PROBLEM — Report every line in the listing below where the string "huyện" shows up.

STORED RECORDS —

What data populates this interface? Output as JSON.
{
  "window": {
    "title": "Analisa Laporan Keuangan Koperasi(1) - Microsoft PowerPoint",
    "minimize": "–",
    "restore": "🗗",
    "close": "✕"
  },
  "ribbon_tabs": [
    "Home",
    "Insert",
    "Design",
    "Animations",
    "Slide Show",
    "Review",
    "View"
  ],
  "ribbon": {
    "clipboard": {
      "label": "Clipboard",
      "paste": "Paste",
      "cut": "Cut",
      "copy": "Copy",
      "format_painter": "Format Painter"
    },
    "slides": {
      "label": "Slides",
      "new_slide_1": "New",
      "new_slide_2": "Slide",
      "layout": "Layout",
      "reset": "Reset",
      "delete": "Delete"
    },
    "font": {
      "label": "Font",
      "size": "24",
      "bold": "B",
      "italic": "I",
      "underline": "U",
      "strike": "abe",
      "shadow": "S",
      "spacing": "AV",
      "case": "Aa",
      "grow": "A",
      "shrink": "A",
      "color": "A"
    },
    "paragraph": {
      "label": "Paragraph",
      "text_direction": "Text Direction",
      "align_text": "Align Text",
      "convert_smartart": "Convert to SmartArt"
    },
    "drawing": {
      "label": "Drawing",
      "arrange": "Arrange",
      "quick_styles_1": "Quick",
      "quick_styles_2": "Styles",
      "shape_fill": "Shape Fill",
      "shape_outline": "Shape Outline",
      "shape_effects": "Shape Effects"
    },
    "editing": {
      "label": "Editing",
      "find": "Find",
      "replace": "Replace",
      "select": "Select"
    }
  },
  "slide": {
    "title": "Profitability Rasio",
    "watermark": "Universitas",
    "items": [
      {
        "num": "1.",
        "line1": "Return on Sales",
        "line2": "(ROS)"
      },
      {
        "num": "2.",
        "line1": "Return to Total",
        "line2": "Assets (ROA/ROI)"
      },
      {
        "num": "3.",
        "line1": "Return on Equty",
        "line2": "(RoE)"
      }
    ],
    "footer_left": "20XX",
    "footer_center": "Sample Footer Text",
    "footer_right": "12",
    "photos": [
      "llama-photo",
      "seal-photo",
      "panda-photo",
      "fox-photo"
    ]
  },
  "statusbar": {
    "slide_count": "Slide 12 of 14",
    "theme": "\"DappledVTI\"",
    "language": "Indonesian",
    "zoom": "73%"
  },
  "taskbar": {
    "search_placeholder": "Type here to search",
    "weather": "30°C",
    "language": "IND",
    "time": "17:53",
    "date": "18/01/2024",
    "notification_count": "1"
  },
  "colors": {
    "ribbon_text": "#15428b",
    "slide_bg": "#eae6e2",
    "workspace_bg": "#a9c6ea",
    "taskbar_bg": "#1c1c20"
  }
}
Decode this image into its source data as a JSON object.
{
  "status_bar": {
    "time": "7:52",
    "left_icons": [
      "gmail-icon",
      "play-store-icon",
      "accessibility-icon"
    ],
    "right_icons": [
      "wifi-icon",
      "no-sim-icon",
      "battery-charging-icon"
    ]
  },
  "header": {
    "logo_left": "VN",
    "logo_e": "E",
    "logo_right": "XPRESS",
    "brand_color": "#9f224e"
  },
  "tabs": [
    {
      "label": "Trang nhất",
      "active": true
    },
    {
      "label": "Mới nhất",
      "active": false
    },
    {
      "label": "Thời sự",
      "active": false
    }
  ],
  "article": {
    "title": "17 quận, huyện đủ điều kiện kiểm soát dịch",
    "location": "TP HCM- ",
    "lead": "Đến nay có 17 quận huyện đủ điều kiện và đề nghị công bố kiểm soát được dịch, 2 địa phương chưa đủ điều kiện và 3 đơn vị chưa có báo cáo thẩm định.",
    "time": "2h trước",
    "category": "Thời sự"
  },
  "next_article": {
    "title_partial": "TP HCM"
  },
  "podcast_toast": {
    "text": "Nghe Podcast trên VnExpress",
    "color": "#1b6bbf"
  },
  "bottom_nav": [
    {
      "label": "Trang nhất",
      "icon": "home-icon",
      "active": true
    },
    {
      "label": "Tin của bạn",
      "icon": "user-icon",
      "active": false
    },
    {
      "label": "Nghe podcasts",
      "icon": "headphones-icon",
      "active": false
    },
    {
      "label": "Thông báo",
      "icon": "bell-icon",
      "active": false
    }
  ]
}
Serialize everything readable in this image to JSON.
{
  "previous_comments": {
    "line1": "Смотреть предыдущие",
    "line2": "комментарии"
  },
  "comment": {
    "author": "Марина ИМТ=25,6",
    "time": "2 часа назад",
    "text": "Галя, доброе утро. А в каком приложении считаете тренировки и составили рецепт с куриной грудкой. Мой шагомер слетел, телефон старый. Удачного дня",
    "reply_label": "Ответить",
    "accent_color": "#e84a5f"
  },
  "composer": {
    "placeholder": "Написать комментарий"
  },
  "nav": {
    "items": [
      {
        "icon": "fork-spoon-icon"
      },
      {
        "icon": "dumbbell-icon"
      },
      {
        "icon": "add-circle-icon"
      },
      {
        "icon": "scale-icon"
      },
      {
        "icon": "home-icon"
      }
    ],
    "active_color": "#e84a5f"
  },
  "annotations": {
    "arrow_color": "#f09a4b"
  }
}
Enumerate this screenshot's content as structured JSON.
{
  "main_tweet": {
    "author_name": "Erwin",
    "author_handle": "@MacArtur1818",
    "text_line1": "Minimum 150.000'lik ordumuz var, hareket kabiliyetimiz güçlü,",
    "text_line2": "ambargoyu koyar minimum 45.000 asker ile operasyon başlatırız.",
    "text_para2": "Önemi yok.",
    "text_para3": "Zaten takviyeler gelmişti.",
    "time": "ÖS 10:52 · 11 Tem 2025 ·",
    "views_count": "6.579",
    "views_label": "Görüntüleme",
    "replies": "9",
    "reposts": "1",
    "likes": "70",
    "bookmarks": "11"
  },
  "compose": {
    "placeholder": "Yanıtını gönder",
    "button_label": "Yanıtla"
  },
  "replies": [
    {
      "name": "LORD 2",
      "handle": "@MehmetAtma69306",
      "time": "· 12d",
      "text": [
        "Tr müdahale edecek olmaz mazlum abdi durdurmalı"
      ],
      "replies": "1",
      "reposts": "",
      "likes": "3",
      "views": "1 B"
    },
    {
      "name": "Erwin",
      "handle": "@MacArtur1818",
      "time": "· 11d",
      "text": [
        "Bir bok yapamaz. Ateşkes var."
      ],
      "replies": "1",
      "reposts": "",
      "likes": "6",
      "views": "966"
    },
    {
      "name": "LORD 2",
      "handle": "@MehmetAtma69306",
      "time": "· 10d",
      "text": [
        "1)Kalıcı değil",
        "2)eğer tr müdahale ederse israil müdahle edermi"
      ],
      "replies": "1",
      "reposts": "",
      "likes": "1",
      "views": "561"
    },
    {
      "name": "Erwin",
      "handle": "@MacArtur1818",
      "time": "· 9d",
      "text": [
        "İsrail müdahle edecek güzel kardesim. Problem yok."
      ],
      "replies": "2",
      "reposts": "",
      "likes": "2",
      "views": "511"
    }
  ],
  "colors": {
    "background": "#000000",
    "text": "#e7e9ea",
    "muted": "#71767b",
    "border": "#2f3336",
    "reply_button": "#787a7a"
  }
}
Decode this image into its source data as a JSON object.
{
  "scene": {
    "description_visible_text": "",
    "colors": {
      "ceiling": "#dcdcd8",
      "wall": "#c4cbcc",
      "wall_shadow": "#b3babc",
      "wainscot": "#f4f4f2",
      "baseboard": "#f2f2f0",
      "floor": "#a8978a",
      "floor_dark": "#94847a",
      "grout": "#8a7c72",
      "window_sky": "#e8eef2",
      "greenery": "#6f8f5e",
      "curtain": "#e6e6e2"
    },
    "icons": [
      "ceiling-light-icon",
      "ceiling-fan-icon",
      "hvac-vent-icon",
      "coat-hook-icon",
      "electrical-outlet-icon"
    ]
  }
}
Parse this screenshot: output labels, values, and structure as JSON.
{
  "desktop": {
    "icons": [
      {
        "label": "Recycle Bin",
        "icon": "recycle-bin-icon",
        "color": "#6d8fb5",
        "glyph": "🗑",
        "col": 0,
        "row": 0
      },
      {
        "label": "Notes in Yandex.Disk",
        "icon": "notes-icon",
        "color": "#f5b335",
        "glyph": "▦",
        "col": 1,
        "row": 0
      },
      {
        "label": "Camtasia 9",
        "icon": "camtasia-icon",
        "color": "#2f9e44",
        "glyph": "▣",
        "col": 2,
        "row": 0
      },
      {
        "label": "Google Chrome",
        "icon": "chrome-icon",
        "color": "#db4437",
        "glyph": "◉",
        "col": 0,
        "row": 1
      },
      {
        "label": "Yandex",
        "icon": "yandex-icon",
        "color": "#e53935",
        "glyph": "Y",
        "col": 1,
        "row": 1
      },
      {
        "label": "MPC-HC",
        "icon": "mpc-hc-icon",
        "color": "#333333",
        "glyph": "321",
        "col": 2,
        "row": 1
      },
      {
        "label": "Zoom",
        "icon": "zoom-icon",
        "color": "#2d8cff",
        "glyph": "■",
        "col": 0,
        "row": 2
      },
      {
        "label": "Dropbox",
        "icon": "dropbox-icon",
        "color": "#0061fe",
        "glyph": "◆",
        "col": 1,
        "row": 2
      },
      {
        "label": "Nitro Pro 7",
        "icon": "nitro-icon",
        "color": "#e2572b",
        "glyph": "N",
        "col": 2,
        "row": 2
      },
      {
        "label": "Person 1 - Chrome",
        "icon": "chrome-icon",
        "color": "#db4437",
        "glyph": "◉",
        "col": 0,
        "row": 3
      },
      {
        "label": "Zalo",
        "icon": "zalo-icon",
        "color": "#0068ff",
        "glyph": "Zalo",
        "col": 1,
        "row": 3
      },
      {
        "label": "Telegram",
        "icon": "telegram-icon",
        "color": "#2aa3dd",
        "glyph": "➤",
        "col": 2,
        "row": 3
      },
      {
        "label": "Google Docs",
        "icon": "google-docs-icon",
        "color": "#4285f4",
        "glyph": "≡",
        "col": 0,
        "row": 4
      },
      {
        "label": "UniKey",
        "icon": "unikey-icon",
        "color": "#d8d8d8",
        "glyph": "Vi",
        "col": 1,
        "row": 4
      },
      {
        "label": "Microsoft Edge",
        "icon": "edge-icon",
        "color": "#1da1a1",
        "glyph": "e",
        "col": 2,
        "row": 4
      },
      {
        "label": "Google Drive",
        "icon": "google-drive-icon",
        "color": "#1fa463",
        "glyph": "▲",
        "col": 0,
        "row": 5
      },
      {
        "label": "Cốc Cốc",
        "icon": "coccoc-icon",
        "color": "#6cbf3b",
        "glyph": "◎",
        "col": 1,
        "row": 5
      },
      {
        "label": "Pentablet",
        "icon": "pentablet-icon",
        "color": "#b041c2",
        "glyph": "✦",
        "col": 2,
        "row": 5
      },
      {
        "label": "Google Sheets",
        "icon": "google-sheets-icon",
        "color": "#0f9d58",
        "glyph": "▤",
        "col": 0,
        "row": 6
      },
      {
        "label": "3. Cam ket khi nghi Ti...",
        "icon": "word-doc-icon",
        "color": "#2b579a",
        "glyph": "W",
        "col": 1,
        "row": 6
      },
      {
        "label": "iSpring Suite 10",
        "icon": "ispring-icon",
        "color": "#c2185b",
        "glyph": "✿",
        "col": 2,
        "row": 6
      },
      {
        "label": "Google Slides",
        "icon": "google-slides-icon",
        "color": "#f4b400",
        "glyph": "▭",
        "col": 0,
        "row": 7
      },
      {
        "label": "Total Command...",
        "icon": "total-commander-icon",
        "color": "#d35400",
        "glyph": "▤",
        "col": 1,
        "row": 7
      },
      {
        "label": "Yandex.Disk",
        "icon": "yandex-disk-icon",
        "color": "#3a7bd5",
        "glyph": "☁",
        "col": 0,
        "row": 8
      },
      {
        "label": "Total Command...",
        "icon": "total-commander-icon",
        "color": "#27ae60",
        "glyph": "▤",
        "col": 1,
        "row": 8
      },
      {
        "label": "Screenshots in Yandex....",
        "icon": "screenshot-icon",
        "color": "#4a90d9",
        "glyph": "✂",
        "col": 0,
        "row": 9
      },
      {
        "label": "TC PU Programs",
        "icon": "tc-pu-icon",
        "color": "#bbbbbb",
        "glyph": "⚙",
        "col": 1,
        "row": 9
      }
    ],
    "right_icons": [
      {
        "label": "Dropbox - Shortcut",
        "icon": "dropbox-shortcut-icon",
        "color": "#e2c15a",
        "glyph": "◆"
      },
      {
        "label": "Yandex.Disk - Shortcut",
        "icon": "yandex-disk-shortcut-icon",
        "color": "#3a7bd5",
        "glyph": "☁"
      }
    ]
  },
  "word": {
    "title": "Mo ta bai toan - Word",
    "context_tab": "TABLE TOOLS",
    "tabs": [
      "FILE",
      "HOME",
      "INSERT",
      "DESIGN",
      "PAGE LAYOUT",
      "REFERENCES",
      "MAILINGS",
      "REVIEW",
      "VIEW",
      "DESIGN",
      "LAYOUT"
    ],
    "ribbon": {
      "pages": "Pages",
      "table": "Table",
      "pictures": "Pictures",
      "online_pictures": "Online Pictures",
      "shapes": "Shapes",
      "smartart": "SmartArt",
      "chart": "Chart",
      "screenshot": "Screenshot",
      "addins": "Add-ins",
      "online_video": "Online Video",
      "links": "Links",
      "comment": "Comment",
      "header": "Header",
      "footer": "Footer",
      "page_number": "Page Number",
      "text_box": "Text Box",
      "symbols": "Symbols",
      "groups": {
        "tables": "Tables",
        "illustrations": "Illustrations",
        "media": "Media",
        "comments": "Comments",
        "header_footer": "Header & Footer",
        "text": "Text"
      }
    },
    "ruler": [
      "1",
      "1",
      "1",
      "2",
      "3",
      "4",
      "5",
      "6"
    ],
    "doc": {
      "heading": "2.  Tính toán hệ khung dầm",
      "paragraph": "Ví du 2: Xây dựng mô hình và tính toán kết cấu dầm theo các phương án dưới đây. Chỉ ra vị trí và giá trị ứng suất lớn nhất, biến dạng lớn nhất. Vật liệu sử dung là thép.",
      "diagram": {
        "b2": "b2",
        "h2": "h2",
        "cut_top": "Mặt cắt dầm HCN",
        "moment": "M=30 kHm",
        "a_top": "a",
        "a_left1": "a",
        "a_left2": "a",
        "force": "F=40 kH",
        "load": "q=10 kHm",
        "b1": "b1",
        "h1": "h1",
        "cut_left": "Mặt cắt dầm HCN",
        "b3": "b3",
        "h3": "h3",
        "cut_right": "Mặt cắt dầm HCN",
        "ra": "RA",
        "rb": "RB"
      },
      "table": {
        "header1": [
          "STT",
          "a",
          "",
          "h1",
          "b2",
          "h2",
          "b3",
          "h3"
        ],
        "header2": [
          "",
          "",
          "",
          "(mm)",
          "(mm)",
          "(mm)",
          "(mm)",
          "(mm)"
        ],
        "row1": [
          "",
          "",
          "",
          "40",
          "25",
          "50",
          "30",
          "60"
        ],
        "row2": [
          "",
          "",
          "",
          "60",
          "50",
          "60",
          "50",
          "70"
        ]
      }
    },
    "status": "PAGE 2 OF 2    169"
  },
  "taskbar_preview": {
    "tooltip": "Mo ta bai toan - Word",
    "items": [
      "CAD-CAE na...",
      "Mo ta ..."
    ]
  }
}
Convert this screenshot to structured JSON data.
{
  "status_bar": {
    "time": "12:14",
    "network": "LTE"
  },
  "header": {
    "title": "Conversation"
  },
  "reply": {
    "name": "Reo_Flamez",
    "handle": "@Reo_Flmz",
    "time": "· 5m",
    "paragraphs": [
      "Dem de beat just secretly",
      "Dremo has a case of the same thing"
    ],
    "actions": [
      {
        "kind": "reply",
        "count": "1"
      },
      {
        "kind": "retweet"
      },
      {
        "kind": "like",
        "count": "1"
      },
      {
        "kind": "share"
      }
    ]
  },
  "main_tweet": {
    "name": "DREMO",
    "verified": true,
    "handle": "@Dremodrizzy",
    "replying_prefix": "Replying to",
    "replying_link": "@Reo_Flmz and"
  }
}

FINISHED ANSWER —
    "title": "17 quận, huyện đủ điều kiện kiểm soát dịch",
    "lead": "Đến nay có 17 quận huyện đủ điều kiện và đề nghị công bố kiểm soát được dịch, 2 địa phương chưa đủ điều kiện và 3 đơn vị chưa có báo cáo thẩm định.",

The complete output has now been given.